### What needs to be done
Can you transcribe every line exactly and leave the pictures behind?

------ Supplied data

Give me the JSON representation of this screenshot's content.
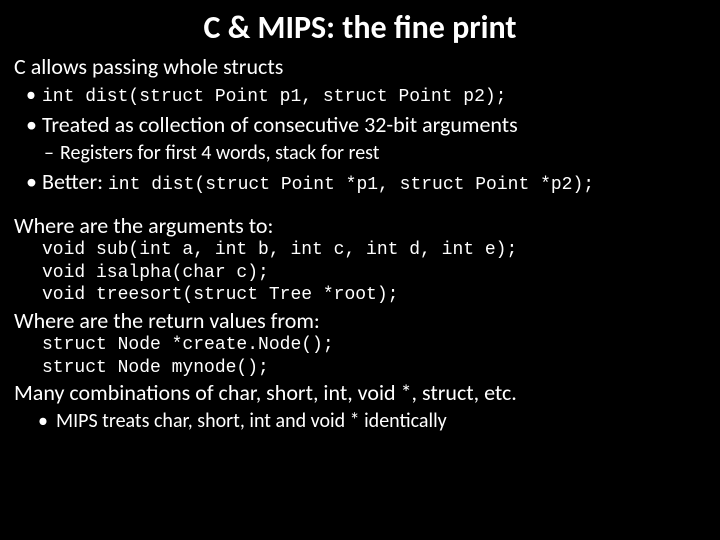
{
  "title": "C & MIPS: the fine print",
  "line_structs": "C allows passing whole structs",
  "bullet_dist": "int dist(struct Point p1, struct Point p2);",
  "bullet_treated": "Treated as collection of consecutive 32-bit arguments",
  "dash_registers": "Registers for first 4 words, stack for rest",
  "better_label": "Better: ",
  "better_code": "int dist(struct Point *p1, struct Point *p2);",
  "where_args": "Where are the arguments to:",
  "code_sub": "void sub(int a, int b, int c, int d, int e);",
  "code_isalpha": "void isalpha(char c);",
  "code_treesort": "void treesort(struct Tree *root);",
  "where_ret": "Where are the return values from:",
  "code_create": "struct Node *create.Node();",
  "code_mynode": "struct Node mynode();",
  "many_combo": "Many combinations of char, short, int, void *, struct, etc.",
  "mips_treats": "MIPS treats char, short, int and void * identically"
}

------------

### Solution for this task
Give me the JSON representation of this screenshot's content.
{
  "title": "C & MIPS: the fine print",
  "line_structs": "C allows passing whole structs",
  "bullet_dist": "int dist(struct Point p1, struct Point p2);",
  "bullet_treated": "Treated as collection of consecutive 32-bit arguments",
  "dash_registers": "Registers for first 4 words, stack for rest",
  "better_label": "Better: ",
  "better_code": "int dist(struct Point *p1, struct Point *p2);",
  "where_args": "Where are the arguments to:",
  "code_sub": "void sub(int a, int b, int c, int d, int e);",
  "code_isalpha": "void isalpha(char c);",
  "code_treesort": "void treesort(struct Tree *root);",
  "where_ret": "Where are the return values from:",
  "code_create": "struct Node *create.Node();",
  "code_mynode": "struct Node mynode();",
  "many_combo": "Many combinations of char, short, int, void *, struct, etc.",
  "mips_treats": "MIPS treats char, short, int and void * identically"
}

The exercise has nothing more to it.